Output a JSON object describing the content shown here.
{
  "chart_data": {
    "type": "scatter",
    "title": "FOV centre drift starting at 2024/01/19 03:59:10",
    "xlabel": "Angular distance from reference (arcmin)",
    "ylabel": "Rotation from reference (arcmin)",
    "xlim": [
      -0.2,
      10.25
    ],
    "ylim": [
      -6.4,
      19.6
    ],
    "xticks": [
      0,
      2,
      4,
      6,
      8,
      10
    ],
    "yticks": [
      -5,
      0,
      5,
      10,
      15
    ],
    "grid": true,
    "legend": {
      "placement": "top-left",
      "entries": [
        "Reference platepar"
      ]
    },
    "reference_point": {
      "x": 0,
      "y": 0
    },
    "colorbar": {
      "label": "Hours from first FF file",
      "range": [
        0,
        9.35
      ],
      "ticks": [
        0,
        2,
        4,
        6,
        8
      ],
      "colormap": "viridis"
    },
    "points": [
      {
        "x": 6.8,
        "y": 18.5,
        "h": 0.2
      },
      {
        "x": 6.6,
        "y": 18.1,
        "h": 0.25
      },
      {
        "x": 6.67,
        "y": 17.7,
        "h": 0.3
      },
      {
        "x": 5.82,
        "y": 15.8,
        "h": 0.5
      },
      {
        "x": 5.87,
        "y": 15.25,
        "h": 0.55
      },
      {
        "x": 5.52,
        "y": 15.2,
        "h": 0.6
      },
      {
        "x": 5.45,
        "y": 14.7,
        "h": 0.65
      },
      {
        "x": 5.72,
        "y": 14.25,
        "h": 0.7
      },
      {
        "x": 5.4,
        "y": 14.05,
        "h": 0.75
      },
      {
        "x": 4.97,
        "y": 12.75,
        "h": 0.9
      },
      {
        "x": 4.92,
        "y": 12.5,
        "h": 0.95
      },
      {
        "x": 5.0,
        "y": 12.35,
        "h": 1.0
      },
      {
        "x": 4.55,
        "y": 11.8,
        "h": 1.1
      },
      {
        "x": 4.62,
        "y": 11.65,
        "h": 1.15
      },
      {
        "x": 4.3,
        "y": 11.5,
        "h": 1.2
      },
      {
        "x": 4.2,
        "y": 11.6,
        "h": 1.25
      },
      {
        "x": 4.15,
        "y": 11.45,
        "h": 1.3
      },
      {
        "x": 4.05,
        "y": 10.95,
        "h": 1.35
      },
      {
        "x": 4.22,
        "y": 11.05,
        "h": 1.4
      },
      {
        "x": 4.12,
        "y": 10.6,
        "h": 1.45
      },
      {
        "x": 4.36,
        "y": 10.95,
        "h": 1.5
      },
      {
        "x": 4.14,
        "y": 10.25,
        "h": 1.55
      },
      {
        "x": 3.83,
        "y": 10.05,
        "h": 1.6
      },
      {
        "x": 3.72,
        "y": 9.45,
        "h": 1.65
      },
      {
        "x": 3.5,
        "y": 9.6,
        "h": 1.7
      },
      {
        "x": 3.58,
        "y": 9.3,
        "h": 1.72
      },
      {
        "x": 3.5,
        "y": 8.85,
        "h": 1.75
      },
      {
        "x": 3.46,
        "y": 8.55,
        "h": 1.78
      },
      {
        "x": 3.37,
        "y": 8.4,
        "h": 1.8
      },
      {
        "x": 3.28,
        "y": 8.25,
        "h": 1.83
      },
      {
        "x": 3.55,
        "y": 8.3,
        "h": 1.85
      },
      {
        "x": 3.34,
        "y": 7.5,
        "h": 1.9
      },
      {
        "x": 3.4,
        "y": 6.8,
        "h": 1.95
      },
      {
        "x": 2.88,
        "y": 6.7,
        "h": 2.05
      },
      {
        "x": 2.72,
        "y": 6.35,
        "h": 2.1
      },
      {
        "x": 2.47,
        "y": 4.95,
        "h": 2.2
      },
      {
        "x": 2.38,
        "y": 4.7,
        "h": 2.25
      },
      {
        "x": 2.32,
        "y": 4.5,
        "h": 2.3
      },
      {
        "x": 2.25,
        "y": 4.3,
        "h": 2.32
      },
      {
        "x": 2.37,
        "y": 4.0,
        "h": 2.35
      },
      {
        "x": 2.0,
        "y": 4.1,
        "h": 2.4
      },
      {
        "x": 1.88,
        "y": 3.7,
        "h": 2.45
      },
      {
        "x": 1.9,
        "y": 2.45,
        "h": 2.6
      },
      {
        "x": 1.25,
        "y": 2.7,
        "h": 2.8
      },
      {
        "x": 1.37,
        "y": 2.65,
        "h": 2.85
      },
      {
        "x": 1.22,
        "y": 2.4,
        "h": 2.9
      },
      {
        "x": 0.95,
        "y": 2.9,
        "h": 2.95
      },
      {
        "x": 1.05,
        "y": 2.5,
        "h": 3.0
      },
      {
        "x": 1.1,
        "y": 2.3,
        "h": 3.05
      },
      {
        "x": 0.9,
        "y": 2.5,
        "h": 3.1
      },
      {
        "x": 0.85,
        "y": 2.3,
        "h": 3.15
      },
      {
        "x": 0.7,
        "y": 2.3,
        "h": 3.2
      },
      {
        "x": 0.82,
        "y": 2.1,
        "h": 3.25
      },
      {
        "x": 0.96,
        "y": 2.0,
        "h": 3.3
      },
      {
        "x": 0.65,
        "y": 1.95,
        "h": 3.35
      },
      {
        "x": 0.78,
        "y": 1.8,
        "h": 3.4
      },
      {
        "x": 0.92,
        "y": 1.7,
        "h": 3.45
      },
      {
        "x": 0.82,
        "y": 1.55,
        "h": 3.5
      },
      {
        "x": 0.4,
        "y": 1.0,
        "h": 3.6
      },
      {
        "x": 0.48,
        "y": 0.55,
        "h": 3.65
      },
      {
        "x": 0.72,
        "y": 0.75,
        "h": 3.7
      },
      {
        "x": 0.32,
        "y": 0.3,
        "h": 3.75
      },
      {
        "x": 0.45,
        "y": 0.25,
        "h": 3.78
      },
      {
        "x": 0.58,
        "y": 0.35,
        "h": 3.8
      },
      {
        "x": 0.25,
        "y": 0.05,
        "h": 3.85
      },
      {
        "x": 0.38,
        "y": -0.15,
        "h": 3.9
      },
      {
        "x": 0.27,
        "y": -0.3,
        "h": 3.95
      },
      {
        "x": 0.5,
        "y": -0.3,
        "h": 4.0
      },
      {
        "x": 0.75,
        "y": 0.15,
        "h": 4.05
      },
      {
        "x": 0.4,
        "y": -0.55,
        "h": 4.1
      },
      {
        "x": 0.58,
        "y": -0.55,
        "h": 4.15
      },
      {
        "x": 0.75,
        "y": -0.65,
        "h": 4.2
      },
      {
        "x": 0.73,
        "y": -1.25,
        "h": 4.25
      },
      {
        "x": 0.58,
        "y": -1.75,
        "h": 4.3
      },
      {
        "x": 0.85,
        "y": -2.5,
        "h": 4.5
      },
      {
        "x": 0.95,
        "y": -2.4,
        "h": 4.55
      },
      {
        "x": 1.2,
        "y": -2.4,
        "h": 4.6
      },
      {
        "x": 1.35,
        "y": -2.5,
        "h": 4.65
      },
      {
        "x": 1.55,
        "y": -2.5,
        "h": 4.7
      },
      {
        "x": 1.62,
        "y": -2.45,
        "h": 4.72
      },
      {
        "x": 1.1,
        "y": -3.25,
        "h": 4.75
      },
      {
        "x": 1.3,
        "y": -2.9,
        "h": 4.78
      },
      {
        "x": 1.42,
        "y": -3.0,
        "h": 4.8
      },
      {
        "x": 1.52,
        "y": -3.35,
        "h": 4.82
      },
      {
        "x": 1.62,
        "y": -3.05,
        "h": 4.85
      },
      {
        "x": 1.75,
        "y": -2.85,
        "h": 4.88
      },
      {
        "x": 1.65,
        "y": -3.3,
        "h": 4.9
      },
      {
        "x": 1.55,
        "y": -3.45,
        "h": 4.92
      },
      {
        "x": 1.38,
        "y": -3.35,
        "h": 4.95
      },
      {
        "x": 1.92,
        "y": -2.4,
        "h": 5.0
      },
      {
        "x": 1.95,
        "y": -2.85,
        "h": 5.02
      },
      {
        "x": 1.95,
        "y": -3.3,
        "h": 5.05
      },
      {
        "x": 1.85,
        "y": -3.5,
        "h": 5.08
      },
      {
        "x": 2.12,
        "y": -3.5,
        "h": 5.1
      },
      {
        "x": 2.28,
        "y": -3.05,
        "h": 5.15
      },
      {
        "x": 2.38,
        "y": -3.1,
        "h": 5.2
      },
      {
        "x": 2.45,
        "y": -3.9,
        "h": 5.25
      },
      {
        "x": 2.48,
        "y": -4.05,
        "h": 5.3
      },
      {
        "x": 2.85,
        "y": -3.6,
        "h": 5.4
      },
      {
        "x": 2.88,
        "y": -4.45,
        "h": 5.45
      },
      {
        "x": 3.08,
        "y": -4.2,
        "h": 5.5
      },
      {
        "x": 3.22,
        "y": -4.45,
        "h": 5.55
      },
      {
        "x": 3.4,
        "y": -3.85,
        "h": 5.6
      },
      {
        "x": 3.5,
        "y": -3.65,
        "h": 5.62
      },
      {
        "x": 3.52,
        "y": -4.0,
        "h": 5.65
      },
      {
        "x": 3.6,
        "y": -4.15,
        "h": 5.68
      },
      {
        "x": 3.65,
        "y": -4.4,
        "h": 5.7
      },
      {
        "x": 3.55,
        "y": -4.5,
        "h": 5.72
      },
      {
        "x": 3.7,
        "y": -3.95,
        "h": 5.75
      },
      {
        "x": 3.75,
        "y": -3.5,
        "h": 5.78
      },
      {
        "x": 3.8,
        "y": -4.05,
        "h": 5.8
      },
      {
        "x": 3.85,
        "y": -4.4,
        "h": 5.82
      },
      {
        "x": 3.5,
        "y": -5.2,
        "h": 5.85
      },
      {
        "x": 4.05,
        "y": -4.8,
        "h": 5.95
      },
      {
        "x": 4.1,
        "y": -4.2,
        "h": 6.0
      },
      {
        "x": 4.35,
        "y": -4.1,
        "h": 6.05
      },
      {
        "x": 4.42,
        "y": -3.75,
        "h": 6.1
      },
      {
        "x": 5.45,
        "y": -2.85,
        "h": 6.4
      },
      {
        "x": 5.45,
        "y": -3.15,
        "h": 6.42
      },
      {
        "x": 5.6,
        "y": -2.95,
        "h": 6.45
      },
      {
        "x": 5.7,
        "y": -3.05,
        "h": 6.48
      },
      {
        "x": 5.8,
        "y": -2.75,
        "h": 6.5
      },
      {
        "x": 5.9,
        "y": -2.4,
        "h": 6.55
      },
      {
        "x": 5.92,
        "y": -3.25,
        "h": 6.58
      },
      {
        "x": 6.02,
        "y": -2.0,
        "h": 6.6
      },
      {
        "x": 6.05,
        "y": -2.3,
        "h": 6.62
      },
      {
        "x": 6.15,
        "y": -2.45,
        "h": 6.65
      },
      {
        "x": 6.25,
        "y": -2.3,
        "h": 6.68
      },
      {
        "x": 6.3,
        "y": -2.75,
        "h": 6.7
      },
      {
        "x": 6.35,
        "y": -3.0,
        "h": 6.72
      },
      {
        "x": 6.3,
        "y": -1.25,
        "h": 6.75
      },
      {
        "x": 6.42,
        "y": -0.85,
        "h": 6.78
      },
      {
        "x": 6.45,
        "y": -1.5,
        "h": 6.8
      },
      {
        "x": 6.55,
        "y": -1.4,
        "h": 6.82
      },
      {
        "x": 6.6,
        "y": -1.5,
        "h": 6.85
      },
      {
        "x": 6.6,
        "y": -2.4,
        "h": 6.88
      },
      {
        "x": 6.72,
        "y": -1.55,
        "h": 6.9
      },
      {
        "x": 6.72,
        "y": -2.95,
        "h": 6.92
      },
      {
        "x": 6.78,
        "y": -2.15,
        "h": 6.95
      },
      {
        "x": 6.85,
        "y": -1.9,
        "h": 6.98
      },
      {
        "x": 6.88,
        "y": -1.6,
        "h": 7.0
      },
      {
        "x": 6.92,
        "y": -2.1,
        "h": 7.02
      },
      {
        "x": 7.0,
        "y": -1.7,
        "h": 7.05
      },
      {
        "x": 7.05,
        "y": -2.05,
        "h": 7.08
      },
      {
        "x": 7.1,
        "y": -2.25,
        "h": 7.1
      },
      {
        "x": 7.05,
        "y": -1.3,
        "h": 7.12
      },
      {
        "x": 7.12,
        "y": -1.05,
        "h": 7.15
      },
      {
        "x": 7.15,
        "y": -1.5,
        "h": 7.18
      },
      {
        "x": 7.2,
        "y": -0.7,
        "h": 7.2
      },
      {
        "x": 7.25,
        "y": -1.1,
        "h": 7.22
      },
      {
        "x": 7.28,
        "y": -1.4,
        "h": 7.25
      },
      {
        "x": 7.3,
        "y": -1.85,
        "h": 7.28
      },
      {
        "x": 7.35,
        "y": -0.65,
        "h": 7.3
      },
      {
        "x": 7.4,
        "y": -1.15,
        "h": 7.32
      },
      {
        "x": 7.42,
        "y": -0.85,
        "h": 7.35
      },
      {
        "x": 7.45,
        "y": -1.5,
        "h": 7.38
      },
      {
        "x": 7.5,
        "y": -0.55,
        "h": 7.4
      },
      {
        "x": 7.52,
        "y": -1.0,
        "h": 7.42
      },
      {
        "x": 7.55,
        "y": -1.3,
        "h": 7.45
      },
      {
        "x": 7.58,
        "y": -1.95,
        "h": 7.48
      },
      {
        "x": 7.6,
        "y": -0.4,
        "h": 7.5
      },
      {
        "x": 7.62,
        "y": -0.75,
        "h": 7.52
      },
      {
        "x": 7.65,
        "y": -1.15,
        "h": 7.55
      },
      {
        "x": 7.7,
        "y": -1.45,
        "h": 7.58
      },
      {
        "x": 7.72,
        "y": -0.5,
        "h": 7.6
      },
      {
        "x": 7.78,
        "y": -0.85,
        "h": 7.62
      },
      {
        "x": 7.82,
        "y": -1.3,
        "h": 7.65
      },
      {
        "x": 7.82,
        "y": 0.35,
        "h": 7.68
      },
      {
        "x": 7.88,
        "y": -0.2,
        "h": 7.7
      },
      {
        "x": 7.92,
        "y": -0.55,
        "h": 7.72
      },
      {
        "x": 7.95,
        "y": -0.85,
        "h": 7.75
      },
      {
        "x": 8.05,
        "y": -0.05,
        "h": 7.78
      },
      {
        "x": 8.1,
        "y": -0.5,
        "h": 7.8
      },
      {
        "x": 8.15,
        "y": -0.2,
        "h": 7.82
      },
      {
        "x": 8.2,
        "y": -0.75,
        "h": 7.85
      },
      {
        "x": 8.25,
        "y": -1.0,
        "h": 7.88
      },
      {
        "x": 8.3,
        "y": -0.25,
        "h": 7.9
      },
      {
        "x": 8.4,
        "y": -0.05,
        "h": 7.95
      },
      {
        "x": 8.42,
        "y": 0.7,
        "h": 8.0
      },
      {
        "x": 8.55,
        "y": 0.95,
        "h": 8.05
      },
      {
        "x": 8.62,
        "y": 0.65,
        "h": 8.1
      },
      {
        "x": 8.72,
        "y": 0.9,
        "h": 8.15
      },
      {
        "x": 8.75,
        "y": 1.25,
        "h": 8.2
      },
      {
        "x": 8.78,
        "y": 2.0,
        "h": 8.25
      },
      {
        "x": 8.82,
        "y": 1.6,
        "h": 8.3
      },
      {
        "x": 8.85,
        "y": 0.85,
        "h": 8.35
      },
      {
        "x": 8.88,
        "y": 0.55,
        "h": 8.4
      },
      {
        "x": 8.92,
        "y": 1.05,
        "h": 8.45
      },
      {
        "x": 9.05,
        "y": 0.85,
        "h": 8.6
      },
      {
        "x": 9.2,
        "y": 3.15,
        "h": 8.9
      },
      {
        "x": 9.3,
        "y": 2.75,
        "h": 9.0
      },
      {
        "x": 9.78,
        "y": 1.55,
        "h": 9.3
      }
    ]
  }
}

***

◆ Aim:
Give the number of lines in the listing above that contain "from", and nothing else.

◆ Correct result:
3